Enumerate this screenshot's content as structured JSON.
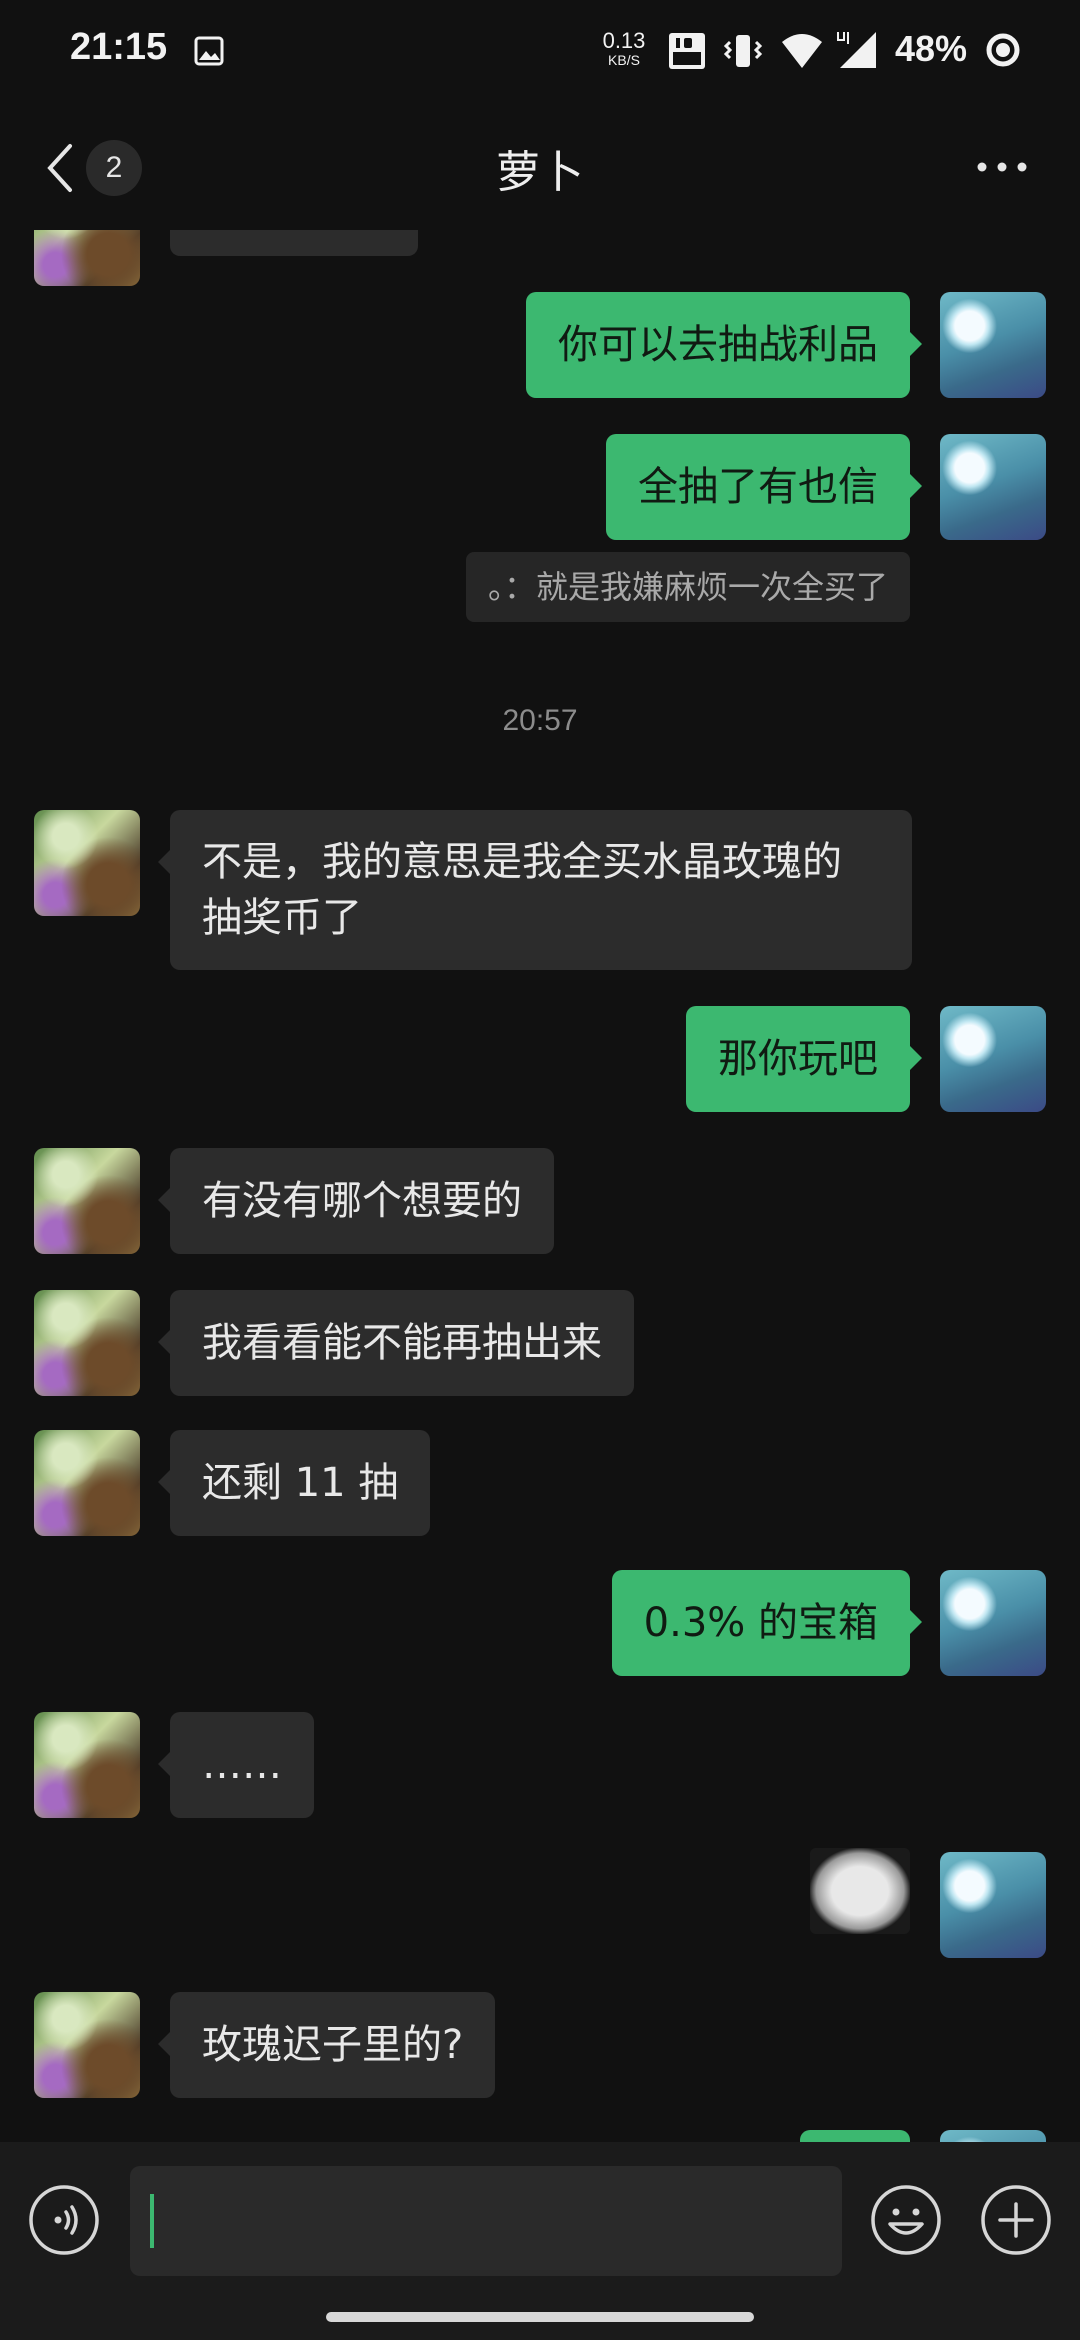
{
  "status_bar": {
    "time": "21:15",
    "net_speed_value": "0.13",
    "net_speed_unit": "KB/S",
    "battery": "48%"
  },
  "header": {
    "title": "萝卜",
    "unread_count": "2"
  },
  "messages": [
    {
      "from": "me",
      "text": "你可以去抽战利品"
    },
    {
      "from": "me",
      "text": "全抽了有也信"
    },
    {
      "type": "quote",
      "text": "。：就是我嫌麻烦一次全买了"
    },
    {
      "type": "time",
      "text": "20:57"
    },
    {
      "from": "peer",
      "text": "不是，我的意思是我全买水晶玫瑰的抽奖币了"
    },
    {
      "from": "me",
      "text": "那你玩吧"
    },
    {
      "from": "peer",
      "text": "有没有哪个想要的"
    },
    {
      "from": "peer",
      "text": "我看看能不能再抽出来"
    },
    {
      "from": "peer",
      "text": "还剩 11 抽"
    },
    {
      "from": "me",
      "text": "0.3% 的宝箱"
    },
    {
      "from": "peer",
      "text": "……"
    },
    {
      "from": "me",
      "type": "sticker"
    },
    {
      "from": "peer",
      "text": "玫瑰迟子里的?"
    }
  ],
  "colors": {
    "background": "#111111",
    "self_bubble": "#3cb870",
    "peer_bubble": "#2c2c2c",
    "input_bar": "#1b1b1b"
  },
  "icons": {
    "back": "chevron-left-icon",
    "more": "more-dots-icon",
    "voice": "voice-icon",
    "emoji": "emoji-icon",
    "plus": "plus-icon"
  }
}
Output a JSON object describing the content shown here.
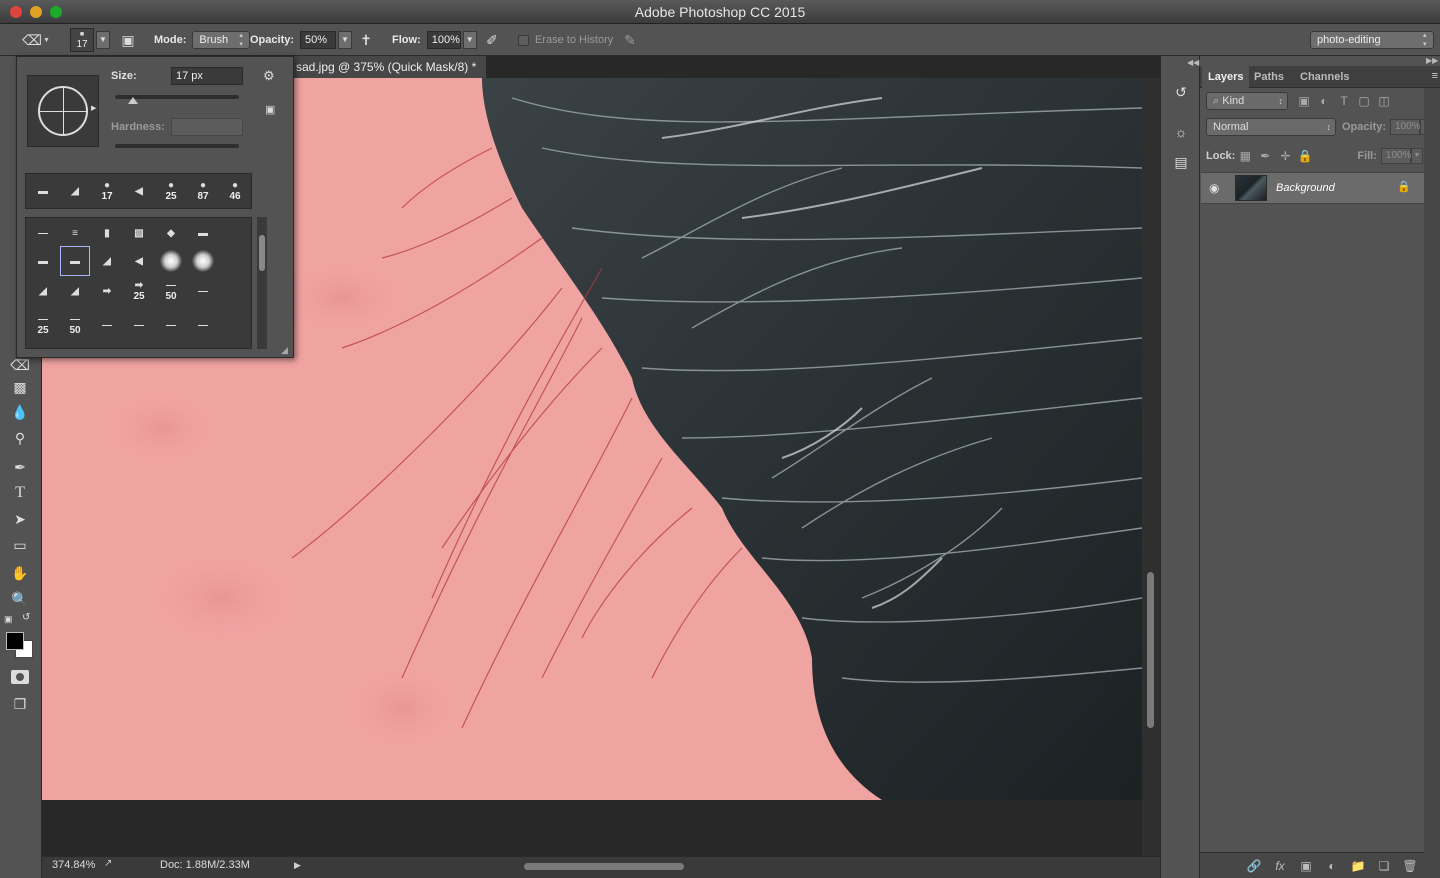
{
  "window": {
    "title": "Adobe Photoshop CC 2015"
  },
  "options_bar": {
    "brush_size": "17",
    "mode_label": "Mode:",
    "mode_value": "Brush",
    "opacity_label": "Opacity:",
    "opacity_value": "50%",
    "flow_label": "Flow:",
    "flow_value": "100%",
    "erase_history_label": "Erase to History",
    "workspace": "photo-editing",
    "icons": [
      "eraser-icon",
      "brush-panel-toggle-icon",
      "airbrush-icon",
      "pressure-opacity-icon",
      "pressure-size-icon"
    ]
  },
  "document": {
    "tab_title": "sad.jpg @ 375% (Quick Mask/8) *",
    "zoom": "374.84%",
    "doc_size": "Doc: 1.88M/2.33M"
  },
  "brush_picker": {
    "size_label": "Size:",
    "size_value": "17 px",
    "hardness_label": "Hardness:",
    "hardness_value": "",
    "recent_tips": [
      {
        "shape": "▬",
        "num": ""
      },
      {
        "shape": "◢",
        "num": ""
      },
      {
        "shape": "●",
        "num": "17"
      },
      {
        "shape": "◀",
        "num": ""
      },
      {
        "shape": "●",
        "num": "25"
      },
      {
        "shape": "●",
        "num": "87"
      },
      {
        "shape": "●",
        "num": "46"
      }
    ],
    "grid_rows": [
      [
        {
          "shape": "—",
          "num": ""
        },
        {
          "shape": "≡",
          "num": ""
        },
        {
          "shape": "▮",
          "num": ""
        },
        {
          "shape": "▧",
          "num": ""
        },
        {
          "shape": "◆",
          "num": ""
        },
        {
          "shape": "▬",
          "num": ""
        }
      ],
      [
        {
          "shape": "▬",
          "num": ""
        },
        {
          "shape": "▬",
          "num": ""
        },
        {
          "shape": "◢",
          "num": ""
        },
        {
          "shape": "◀",
          "num": ""
        },
        {
          "shape": "soft",
          "num": ""
        },
        {
          "shape": "soft",
          "num": ""
        }
      ],
      [
        {
          "shape": "◢",
          "num": ""
        },
        {
          "shape": "◢",
          "num": ""
        },
        {
          "shape": "➡",
          "num": ""
        },
        {
          "shape": "➡",
          "num": "25"
        },
        {
          "shape": "—",
          "num": "50"
        },
        {
          "shape": "—",
          "num": ""
        }
      ],
      [
        {
          "shape": "—",
          "num": "25"
        },
        {
          "shape": "—",
          "num": "50"
        },
        {
          "shape": "—",
          "num": ""
        },
        {
          "shape": "—",
          "num": ""
        },
        {
          "shape": "—",
          "num": ""
        },
        {
          "shape": "—",
          "num": ""
        }
      ]
    ]
  },
  "layers_panel": {
    "tabs": [
      "Layers",
      "Paths",
      "Channels"
    ],
    "filter_kind": "Kind",
    "blend_mode": "Normal",
    "opacity_label": "Opacity:",
    "opacity_value": "100%",
    "lock_label": "Lock:",
    "fill_label": "Fill:",
    "fill_value": "100%",
    "layers": [
      {
        "name": "Background",
        "visible": true,
        "locked": true
      }
    ]
  },
  "colors": {
    "quick_mask": "#f0a4a2",
    "panel_bg": "#535353",
    "dark_bg": "#282828",
    "foreground": "#000000",
    "background": "#ffffff"
  }
}
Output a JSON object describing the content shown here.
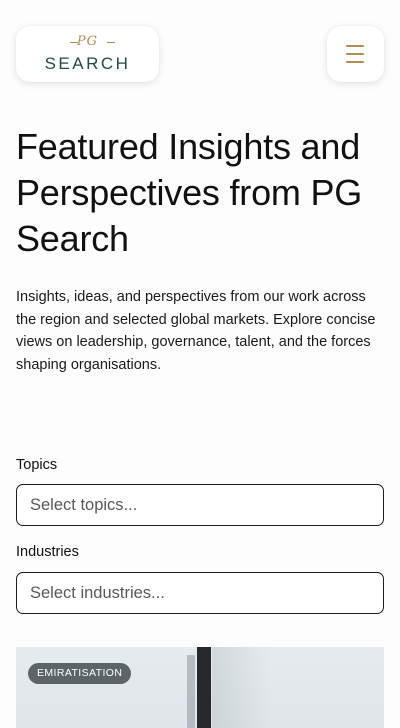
{
  "header": {
    "logo_monogram": "PG",
    "logo_wordmark": "SEARCH",
    "menu_icon": "hamburger-menu-icon"
  },
  "hero": {
    "title": "Featured Insights and Perspectives from PG Search",
    "intro": "Insights, ideas, and perspectives from our work across the region and selected global markets. Explore concise views on leadership, governance, talent, and the forces shaping organisations."
  },
  "filters": {
    "topics_label": "Topics",
    "topics_placeholder": "Select topics...",
    "industries_label": "Industries",
    "industries_placeholder": "Select industries..."
  },
  "articles": [
    {
      "badge": "EMIRATISATION"
    }
  ],
  "colors": {
    "accent_gold": "#b58a55",
    "logo_teal": "#26494a",
    "badge_bg": "#5d6468"
  }
}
──────────────────────────────
* Set exercise
Working from the lines above, reproduce the material exactly and exclude its pictures.

* Response to this task
Enumerate this screenshot's content as structured JSON.
{
  "status_bar": {
    "time": "21:15",
    "net_speed_value": "0.13",
    "net_speed_unit": "KB/S",
    "battery": "48%"
  },
  "header": {
    "title": "萝卜",
    "unread_count": "2"
  },
  "messages": [
    {
      "from": "me",
      "text": "你可以去抽战利品"
    },
    {
      "from": "me",
      "text": "全抽了有也信"
    },
    {
      "type": "quote",
      "text": "。：就是我嫌麻烦一次全买了"
    },
    {
      "type": "time",
      "text": "20:57"
    },
    {
      "from": "peer",
      "text": "不是，我的意思是我全买水晶玫瑰的抽奖币了"
    },
    {
      "from": "me",
      "text": "那你玩吧"
    },
    {
      "from": "peer",
      "text": "有没有哪个想要的"
    },
    {
      "from": "peer",
      "text": "我看看能不能再抽出来"
    },
    {
      "from": "peer",
      "text": "还剩 11 抽"
    },
    {
      "from": "me",
      "text": "0.3% 的宝箱"
    },
    {
      "from": "peer",
      "text": "……"
    },
    {
      "from": "me",
      "type": "sticker"
    },
    {
      "from": "peer",
      "text": "玫瑰迟子里的?"
    }
  ],
  "colors": {
    "background": "#111111",
    "self_bubble": "#3cb870",
    "peer_bubble": "#2c2c2c",
    "input_bar": "#1b1b1b"
  },
  "icons": {
    "back": "chevron-left-icon",
    "more": "more-dots-icon",
    "voice": "voice-icon",
    "emoji": "emoji-icon",
    "plus": "plus-icon"
  }
}
Output a JSON object describing the content shown here.
{
  "window": {
    "title": "Adobe Photoshop CC 2015"
  },
  "options_bar": {
    "brush_size": "17",
    "mode_label": "Mode:",
    "mode_value": "Brush",
    "opacity_label": "Opacity:",
    "opacity_value": "50%",
    "flow_label": "Flow:",
    "flow_value": "100%",
    "erase_history_label": "Erase to History",
    "workspace": "photo-editing",
    "icons": [
      "eraser-icon",
      "brush-panel-toggle-icon",
      "airbrush-icon",
      "pressure-opacity-icon",
      "pressure-size-icon"
    ]
  },
  "document": {
    "tab_title": "sad.jpg @ 375% (Quick Mask/8) *",
    "zoom": "374.84%",
    "doc_size": "Doc: 1.88M/2.33M"
  },
  "brush_picker": {
    "size_label": "Size:",
    "size_value": "17 px",
    "hardness_label": "Hardness:",
    "hardness_value": "",
    "recent_tips": [
      {
        "shape": "▬",
        "num": ""
      },
      {
        "shape": "◢",
        "num": ""
      },
      {
        "shape": "●",
        "num": "17"
      },
      {
        "shape": "◀",
        "num": ""
      },
      {
        "shape": "●",
        "num": "25"
      },
      {
        "shape": "●",
        "num": "87"
      },
      {
        "shape": "●",
        "num": "46"
      }
    ],
    "grid_rows": [
      [
        {
          "shape": "—",
          "num": ""
        },
        {
          "shape": "≡",
          "num": ""
        },
        {
          "shape": "▮",
          "num": ""
        },
        {
          "shape": "▧",
          "num": ""
        },
        {
          "shape": "◆",
          "num": ""
        },
        {
          "shape": "▬",
          "num": ""
        }
      ],
      [
        {
          "shape": "▬",
          "num": ""
        },
        {
          "shape": "▬",
          "num": ""
        },
        {
          "shape": "◢",
          "num": ""
        },
        {
          "shape": "◀",
          "num": ""
        },
        {
          "shape": "soft",
          "num": ""
        },
        {
          "shape": "soft",
          "num": ""
        }
      ],
      [
        {
          "shape": "◢",
          "num": ""
        },
        {
          "shape": "◢",
          "num": ""
        },
        {
          "shape": "➡",
          "num": ""
        },
        {
          "shape": "➡",
          "num": "25"
        },
        {
          "shape": "—",
          "num": "50"
        },
        {
          "shape": "—",
          "num": ""
        }
      ],
      [
        {
          "shape": "—",
          "num": "25"
        },
        {
          "shape": "—",
          "num": "50"
        },
        {
          "shape": "—",
          "num": ""
        },
        {
          "shape": "—",
          "num": ""
        },
        {
          "shape": "—",
          "num": ""
        },
        {
          "shape": "—",
          "num": ""
        }
      ]
    ]
  },
  "layers_panel": {
    "tabs": [
      "Layers",
      "Paths",
      "Channels"
    ],
    "filter_kind": "Kind",
    "blend_mode": "Normal",
    "opacity_label": "Opacity:",
    "opacity_value": "100%",
    "lock_label": "Lock:",
    "fill_label": "Fill:",
    "fill_value": "100%",
    "layers": [
      {
        "name": "Background",
        "visible": true,
        "locked": true
      }
    ]
  },
  "colors": {
    "quick_mask": "#f0a4a2",
    "panel_bg": "#535353",
    "dark_bg": "#282828",
    "foreground": "#000000",
    "background": "#ffffff"
  }
}
Output a JSON object describing the content shown here.
{
  "header": {
    "logo_monogram": "PG",
    "logo_wordmark": "SEARCH",
    "menu_icon": "hamburger-menu-icon"
  },
  "hero": {
    "title": "Featured Insights and Perspectives from PG Search",
    "intro": "Insights, ideas, and perspectives from our work across the region and selected global markets. Explore concise views on leadership, governance, talent, and the forces shaping organisations."
  },
  "filters": {
    "topics_label": "Topics",
    "topics_placeholder": "Select topics...",
    "industries_label": "Industries",
    "industries_placeholder": "Select industries..."
  },
  "articles": [
    {
      "badge": "EMIRATISATION"
    }
  ],
  "colors": {
    "accent_gold": "#b58a55",
    "logo_teal": "#26494a",
    "badge_bg": "#5d6468"
  }
}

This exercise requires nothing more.